• Excerpted data
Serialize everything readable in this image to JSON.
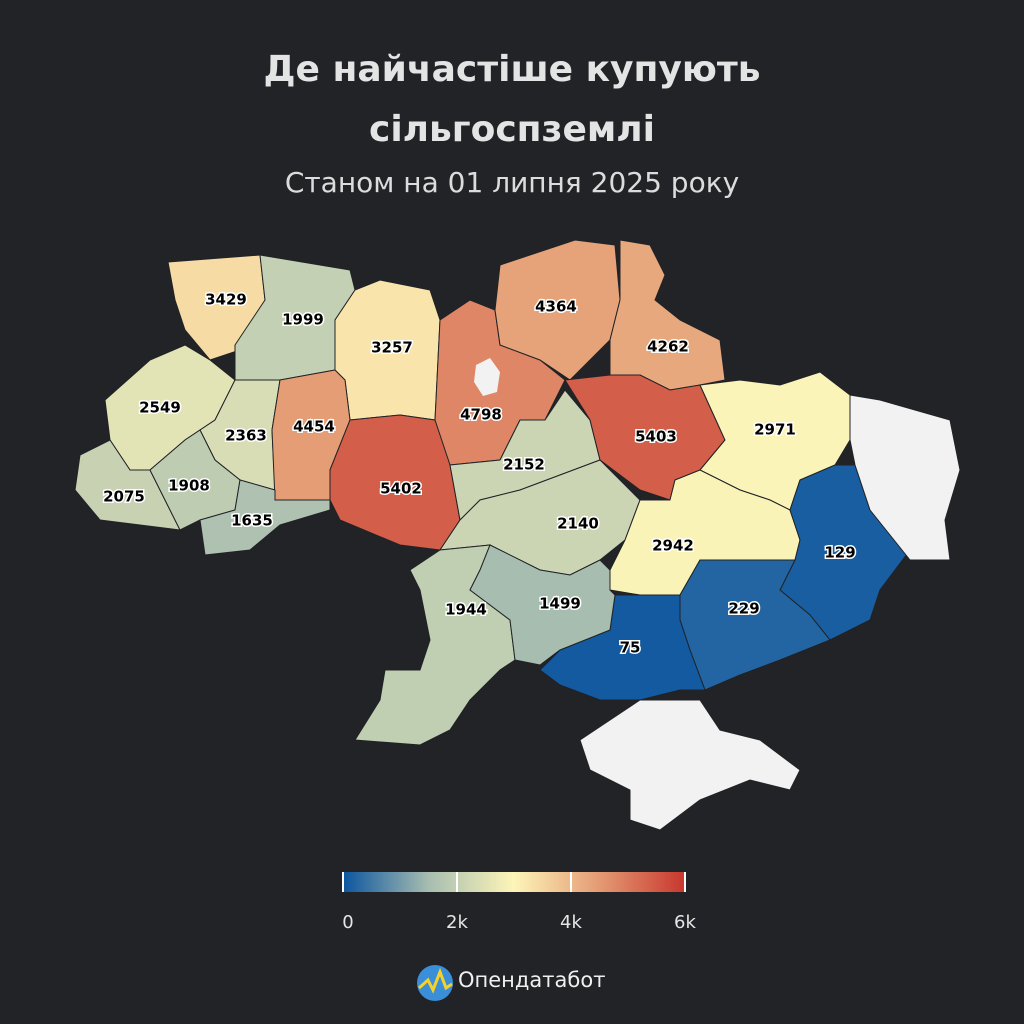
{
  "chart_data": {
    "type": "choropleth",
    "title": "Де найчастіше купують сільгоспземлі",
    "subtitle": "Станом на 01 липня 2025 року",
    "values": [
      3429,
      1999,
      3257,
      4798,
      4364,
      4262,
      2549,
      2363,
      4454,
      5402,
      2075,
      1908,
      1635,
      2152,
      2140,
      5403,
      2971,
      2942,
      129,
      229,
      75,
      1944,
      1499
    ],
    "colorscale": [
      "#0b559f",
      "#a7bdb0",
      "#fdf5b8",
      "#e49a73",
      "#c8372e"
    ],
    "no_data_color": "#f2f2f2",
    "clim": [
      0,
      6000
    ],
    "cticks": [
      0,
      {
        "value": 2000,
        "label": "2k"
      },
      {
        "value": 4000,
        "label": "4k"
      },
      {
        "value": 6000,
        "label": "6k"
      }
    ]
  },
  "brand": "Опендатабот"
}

==

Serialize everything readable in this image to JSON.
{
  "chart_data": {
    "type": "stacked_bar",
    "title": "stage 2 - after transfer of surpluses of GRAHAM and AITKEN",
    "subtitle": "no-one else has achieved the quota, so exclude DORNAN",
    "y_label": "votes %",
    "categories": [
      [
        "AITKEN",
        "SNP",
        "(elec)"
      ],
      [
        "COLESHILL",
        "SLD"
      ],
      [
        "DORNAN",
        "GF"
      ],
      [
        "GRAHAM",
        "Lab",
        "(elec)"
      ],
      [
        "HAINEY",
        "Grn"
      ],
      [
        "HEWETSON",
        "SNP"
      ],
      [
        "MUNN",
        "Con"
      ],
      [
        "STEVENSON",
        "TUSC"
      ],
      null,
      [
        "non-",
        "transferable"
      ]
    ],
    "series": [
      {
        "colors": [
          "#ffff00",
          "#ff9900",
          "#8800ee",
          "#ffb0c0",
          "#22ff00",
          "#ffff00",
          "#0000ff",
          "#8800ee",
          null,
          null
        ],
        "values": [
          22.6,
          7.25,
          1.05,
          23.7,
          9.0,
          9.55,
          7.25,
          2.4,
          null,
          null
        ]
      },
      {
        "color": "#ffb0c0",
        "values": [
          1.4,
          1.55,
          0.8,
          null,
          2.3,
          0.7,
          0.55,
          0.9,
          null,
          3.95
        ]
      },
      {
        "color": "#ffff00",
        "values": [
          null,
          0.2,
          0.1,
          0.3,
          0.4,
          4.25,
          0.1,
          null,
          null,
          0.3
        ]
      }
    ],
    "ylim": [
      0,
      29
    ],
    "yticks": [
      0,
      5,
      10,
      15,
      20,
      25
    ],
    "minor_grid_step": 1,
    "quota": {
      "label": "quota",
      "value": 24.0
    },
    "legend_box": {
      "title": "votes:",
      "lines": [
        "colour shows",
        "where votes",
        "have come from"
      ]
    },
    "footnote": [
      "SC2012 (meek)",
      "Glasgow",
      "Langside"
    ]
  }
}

• What to do
Copy every line in the entries above that has the string "AITKEN" in it.

• Right answer
    "title": "stage 2 - after transfer of surpluses of GRAHAM and AITKEN",
        "AITKEN",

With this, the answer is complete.